◆ EXERCISE INSTRUCTIONS:
Tally the lines containing the word "把液体倒进水里去", and report the tally alone.

◆ LISTING:
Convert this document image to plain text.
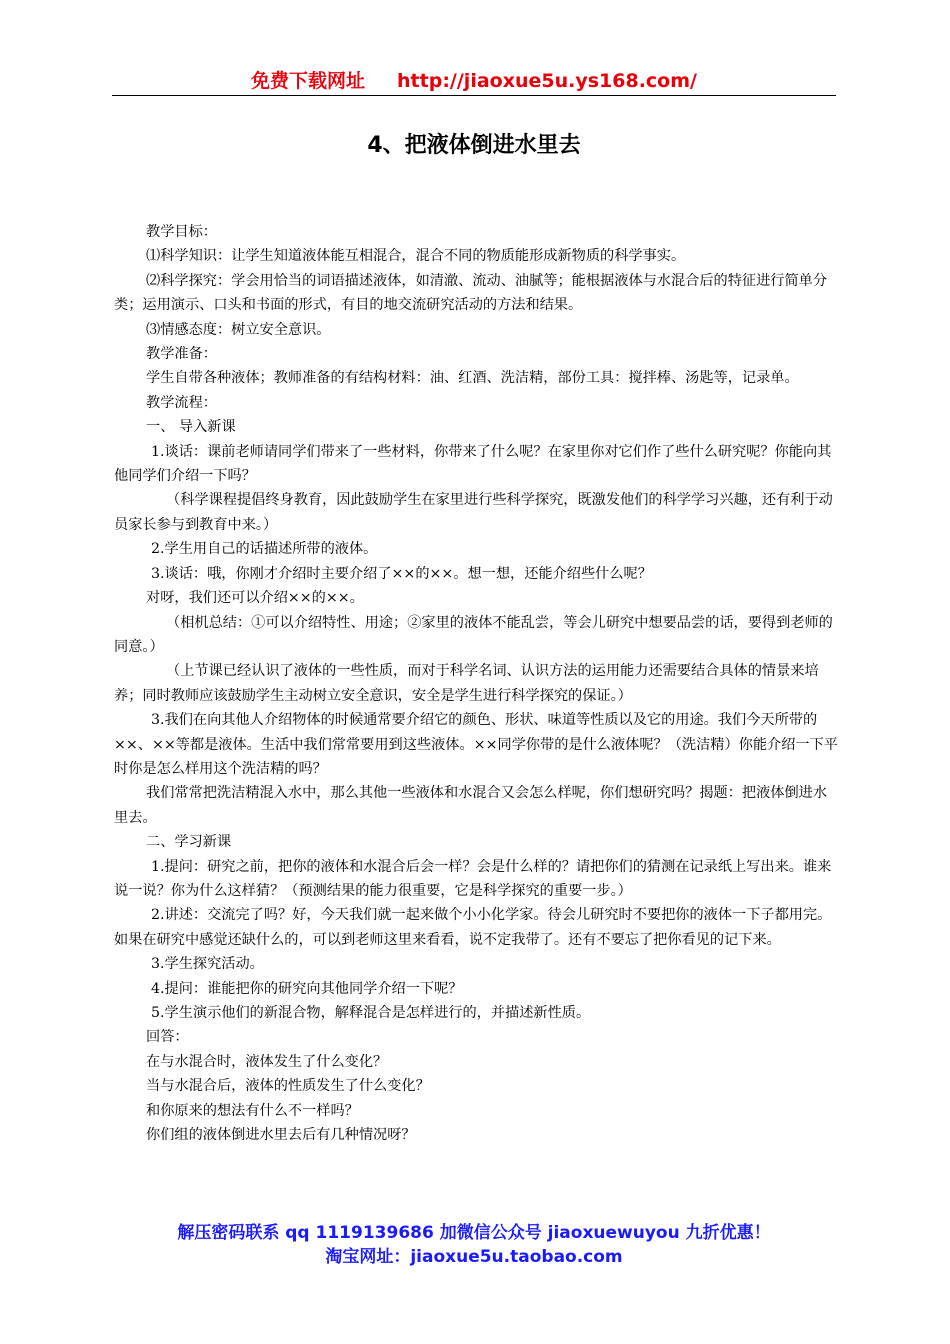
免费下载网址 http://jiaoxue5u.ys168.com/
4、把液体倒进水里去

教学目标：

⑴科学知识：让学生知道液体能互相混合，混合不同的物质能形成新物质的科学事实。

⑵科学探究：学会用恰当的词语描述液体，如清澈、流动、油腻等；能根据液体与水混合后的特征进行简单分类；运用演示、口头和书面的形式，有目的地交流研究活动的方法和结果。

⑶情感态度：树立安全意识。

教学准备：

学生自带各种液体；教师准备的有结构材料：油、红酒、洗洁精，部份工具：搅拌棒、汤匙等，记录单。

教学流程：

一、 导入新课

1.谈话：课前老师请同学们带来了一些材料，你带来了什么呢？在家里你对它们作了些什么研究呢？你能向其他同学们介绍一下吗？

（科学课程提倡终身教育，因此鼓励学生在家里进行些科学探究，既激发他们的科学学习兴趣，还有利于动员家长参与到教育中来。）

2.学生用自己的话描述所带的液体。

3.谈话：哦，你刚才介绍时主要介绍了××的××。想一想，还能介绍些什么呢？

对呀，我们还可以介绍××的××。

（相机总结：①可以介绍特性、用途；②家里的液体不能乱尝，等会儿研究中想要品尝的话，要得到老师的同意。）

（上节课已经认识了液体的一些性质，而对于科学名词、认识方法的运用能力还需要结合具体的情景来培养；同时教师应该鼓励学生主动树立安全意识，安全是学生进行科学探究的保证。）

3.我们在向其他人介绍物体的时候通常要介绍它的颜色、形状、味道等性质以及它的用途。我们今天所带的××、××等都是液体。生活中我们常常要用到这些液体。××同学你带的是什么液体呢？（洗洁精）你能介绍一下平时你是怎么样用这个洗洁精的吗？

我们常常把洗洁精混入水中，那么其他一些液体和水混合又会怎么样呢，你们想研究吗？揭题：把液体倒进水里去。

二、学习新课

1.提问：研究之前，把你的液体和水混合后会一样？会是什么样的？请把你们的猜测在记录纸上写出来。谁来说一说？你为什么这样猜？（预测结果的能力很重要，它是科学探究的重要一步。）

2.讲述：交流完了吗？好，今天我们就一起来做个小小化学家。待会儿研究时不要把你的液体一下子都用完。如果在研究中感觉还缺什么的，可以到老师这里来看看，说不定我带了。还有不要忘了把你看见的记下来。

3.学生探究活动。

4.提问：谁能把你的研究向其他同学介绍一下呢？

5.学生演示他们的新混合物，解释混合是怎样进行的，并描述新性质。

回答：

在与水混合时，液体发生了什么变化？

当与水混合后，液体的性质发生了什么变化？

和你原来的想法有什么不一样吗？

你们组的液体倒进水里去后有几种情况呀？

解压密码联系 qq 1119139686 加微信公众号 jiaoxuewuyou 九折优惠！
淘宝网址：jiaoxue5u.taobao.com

◆ RESPONSE TO THIS TASK:
2